**** ARTICLE
Single by Capital Cities

from the album In a Tidal Wave of Mystery
- Released: April 14, 2011 March 25, 2014
- Length: 3:22
- Label: Lazy Hooks; Capitol;
- Songwriters: Ryan Merchant; Sebu Simonian;
- Producers: Ryan Merchant; Sebu Simonian;

Capital Cities singles chronology
| "I Sold My Bed, But Not My Stereo" (2013) | "One Minute More" (2011) | "Vowels" (2016) |

= One Minute More =

"One Minute More" is a song by American indie pop duo Capital Cities, written and produced by band members Ryan Merchant and Sebu Simonian. It was first released as a stand-alone digital single on April 14, 2011, and was later included on the deluxe edition of their debut studio album In a Tidal Wave of Mystery (2013). The song impacted modern rock radio in the United States on March 25, 2014, serving as the fourth single from the album. The song appeared in 2013 film Iron Man 3 and the 2014 film The Giver.

==Music video==
The official music video for "One Minute More" was directed by Brewer and released on June 19, 2014. The video's primary theme is "the idea of balancing joy and sorrow", and depicts the band performing the song amongst a party of jet skiers, intertwined with scenes of a woman tearfully dealing with a divorce.
********
SET PROBLEM: According to the article about "One Minute More," in which two films did the song appear?
**** ENTRIES SHOWN
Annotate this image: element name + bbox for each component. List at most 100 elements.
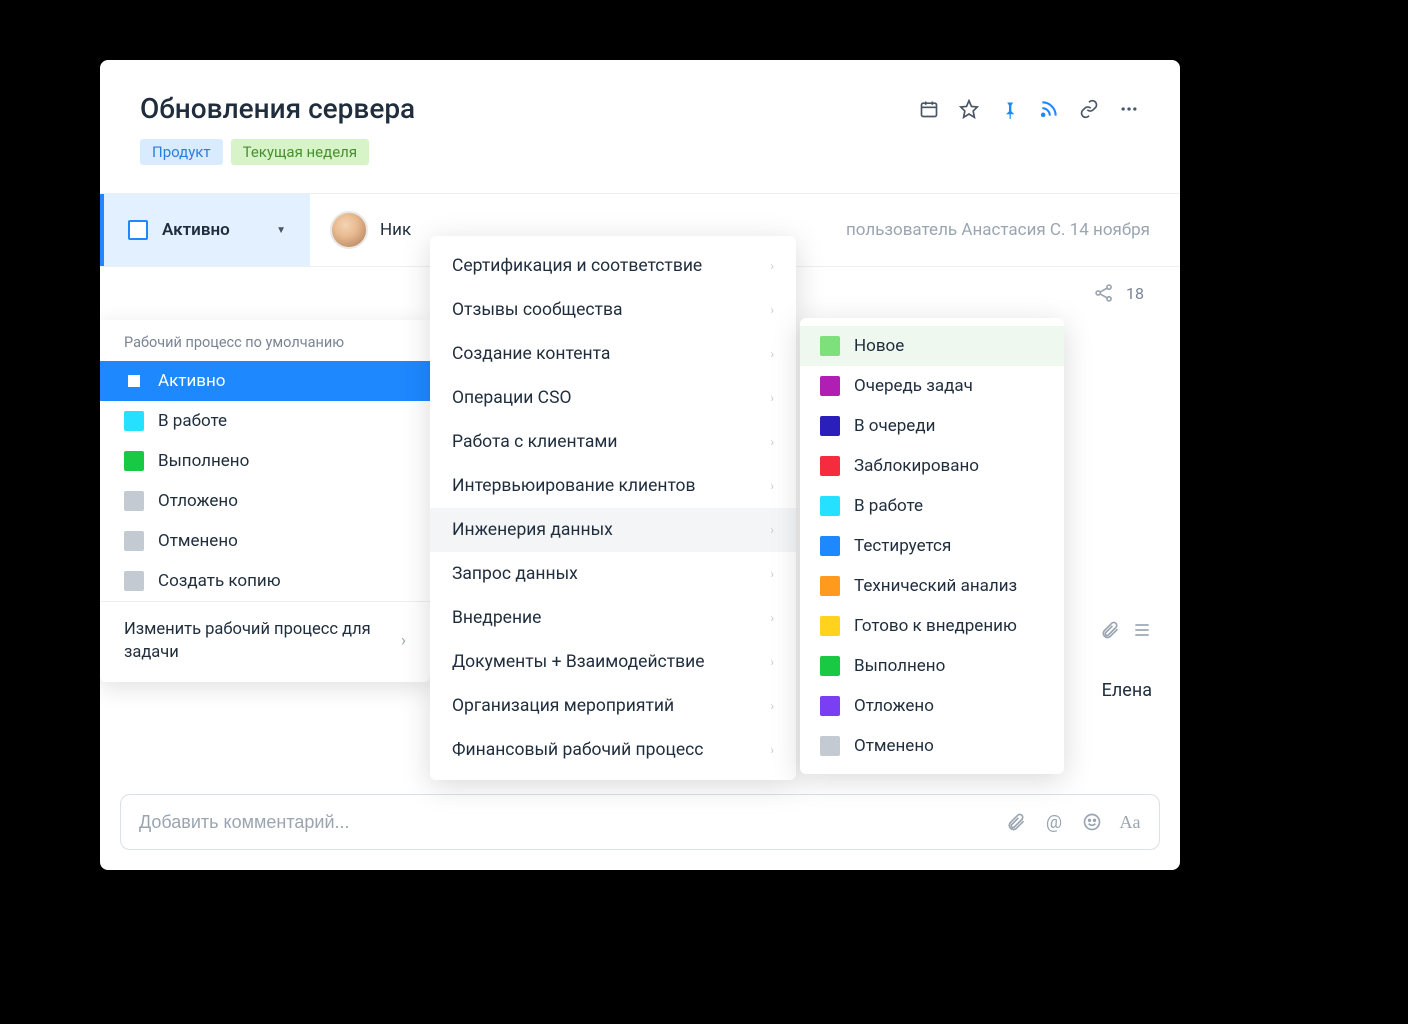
workflow-menu: Сертификация и соответствие›Отзывы сообщ… xyxy=(430,236,796,780)
status-menu-item[interactable]: Новое xyxy=(800,326,1064,366)
list-icon[interactable] xyxy=(1132,620,1152,640)
comment-input[interactable] xyxy=(139,812,1005,833)
chevron-right-icon: › xyxy=(770,303,774,317)
status-menu-label: Отменено xyxy=(854,736,934,756)
status-menu-item[interactable]: Очередь задач xyxy=(800,366,1064,406)
workflow-menu-label: Инженерия данных xyxy=(452,520,613,540)
color-swatch xyxy=(820,736,840,756)
toolbar xyxy=(918,98,1140,120)
status-menu-label: В очереди xyxy=(854,416,935,436)
status-menu-item[interactable]: Выполнено xyxy=(800,646,1064,686)
status-option[interactable]: В работе xyxy=(100,401,430,441)
color-swatch xyxy=(124,411,144,431)
status-option[interactable]: Отменено xyxy=(100,521,430,561)
status-menu-item[interactable]: Готово к внедрению xyxy=(800,606,1064,646)
workflow-menu-item[interactable]: Финансовый рабочий процесс› xyxy=(430,728,796,772)
workflow-menu-item[interactable]: Интервьюирование клиентов › xyxy=(430,464,796,508)
status-option-label: Отложено xyxy=(158,491,238,511)
status-dropdown: Рабочий процесс по умолчанию Активно В ра… xyxy=(100,320,430,682)
status-option-label: В работе xyxy=(158,411,227,431)
tag-week[interactable]: Текущая неделя xyxy=(231,139,369,165)
comment-toolbar: @ Aa xyxy=(1005,811,1141,833)
star-icon[interactable] xyxy=(958,98,980,120)
format-icon[interactable]: Aa xyxy=(1119,811,1141,833)
mention-icon[interactable]: @ xyxy=(1043,811,1065,833)
chevron-right-icon: › xyxy=(770,347,774,361)
status-option[interactable]: Активно xyxy=(100,361,430,401)
comment-box: @ Aa xyxy=(120,794,1160,850)
assignee-cell[interactable]: Ник xyxy=(310,211,431,249)
color-swatch xyxy=(820,616,840,636)
workflow-menu-label: Работа с клиентами xyxy=(452,432,618,452)
color-swatch xyxy=(124,531,144,551)
color-swatch xyxy=(820,416,840,436)
change-workflow-label: Изменить рабочий процесс для задачи xyxy=(124,618,401,664)
chevron-right-icon: › xyxy=(770,655,774,669)
workflow-menu-label: Создание контента xyxy=(452,344,610,364)
status-menu-label: Технический анализ xyxy=(854,576,1017,596)
chevron-right-icon: › xyxy=(401,630,406,653)
tags-row: Продукт Текущая неделя xyxy=(140,139,1140,165)
status-menu-item[interactable]: Заблокировано xyxy=(800,446,1064,486)
status-option[interactable]: Отложено xyxy=(100,481,430,521)
status-menu-label: Выполнено xyxy=(854,656,945,676)
workflow-menu-item[interactable]: Создание контента › xyxy=(430,332,796,376)
emoji-icon[interactable] xyxy=(1081,811,1103,833)
color-swatch xyxy=(124,371,144,391)
status-option[interactable]: Создать копию xyxy=(100,561,430,601)
color-swatch xyxy=(124,491,144,511)
attach-icon[interactable] xyxy=(1005,811,1027,833)
color-swatch xyxy=(820,496,840,516)
workflow-menu-item[interactable]: Организация мероприятий› xyxy=(430,684,796,728)
more-icon[interactable] xyxy=(1118,98,1140,120)
workflow-menu-label: Внедрение xyxy=(452,608,541,628)
workflow-menu-item[interactable]: Внедрение› xyxy=(430,596,796,640)
workflow-menu-item[interactable]: Отзывы сообщества › xyxy=(430,288,796,332)
share-icon[interactable] xyxy=(1094,283,1114,303)
page-title: Обновления сервера xyxy=(140,92,415,125)
side-assignee[interactable]: Елена xyxy=(1102,680,1152,701)
pin-icon[interactable] xyxy=(998,98,1020,120)
calendar-icon[interactable] xyxy=(918,98,940,120)
workflow-menu-item[interactable]: Работа с клиентами› xyxy=(430,420,796,464)
status-label: Активно xyxy=(162,220,230,240)
chevron-right-icon: › xyxy=(770,259,774,273)
workflow-menu-item[interactable]: Операции CSO› xyxy=(430,376,796,420)
status-checkbox-icon xyxy=(128,220,148,240)
task-window: Обновления сервера xyxy=(100,60,1180,870)
status-dropdown-header: Рабочий процесс по умолчанию xyxy=(100,320,430,361)
status-menu-item[interactable]: Тестируется xyxy=(800,526,1064,566)
workflow-menu-label: Отзывы сообщества xyxy=(452,300,623,320)
status-option[interactable]: Выполнено xyxy=(100,441,430,481)
tag-product[interactable]: Продукт xyxy=(140,139,223,165)
workflow-menu-item[interactable]: Документы + Взаимодействие› xyxy=(430,640,796,684)
chevron-right-icon: › xyxy=(770,391,774,405)
workflow-menu-item[interactable]: Запрос данных› xyxy=(430,552,796,596)
change-workflow-button[interactable]: Изменить рабочий процесс для задачи › xyxy=(100,601,430,682)
status-menu-item[interactable]: В работе xyxy=(800,486,1064,526)
avatar xyxy=(330,211,368,249)
workflow-menu-label: Организация мероприятий xyxy=(452,696,674,716)
status-submenu: Новое Очередь задач В очереди Заблокировано… xyxy=(800,318,1064,774)
link-icon[interactable] xyxy=(1078,98,1100,120)
workflow-menu-label: Интервьюирование клиентов xyxy=(452,476,696,496)
chevron-down-icon: ▼ xyxy=(276,225,286,236)
color-swatch xyxy=(820,536,840,556)
color-swatch xyxy=(820,576,840,596)
attach-icon[interactable] xyxy=(1100,620,1120,640)
status-menu-item[interactable]: В очереди xyxy=(800,406,1064,446)
status-menu-label: Готово к внедрению xyxy=(854,616,1017,636)
status-menu-label: Тестируется xyxy=(854,536,951,556)
status-menu-label: Очередь задач xyxy=(854,376,973,396)
workflow-menu-item[interactable]: Инженерия данных› xyxy=(430,508,796,552)
workflow-menu-item[interactable]: Сертификация и соответствие› xyxy=(430,244,796,288)
status-option-label: Создать копию xyxy=(158,571,281,591)
status-selector[interactable]: Активно ▼ xyxy=(100,194,310,266)
chevron-right-icon: › xyxy=(770,479,774,493)
task-meta: пользователь Анастасия С. 14 ноября xyxy=(846,220,1180,240)
status-menu-item[interactable]: Технический анализ xyxy=(800,566,1064,606)
rss-icon[interactable] xyxy=(1038,98,1060,120)
color-swatch xyxy=(124,451,144,471)
status-menu-item[interactable]: Отменено xyxy=(800,726,1064,766)
status-menu-item[interactable]: Отложено xyxy=(800,686,1064,726)
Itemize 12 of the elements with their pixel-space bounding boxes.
********
WRITTEN RESPONSE: Iron Man 3 (2013) and The Giver (2014).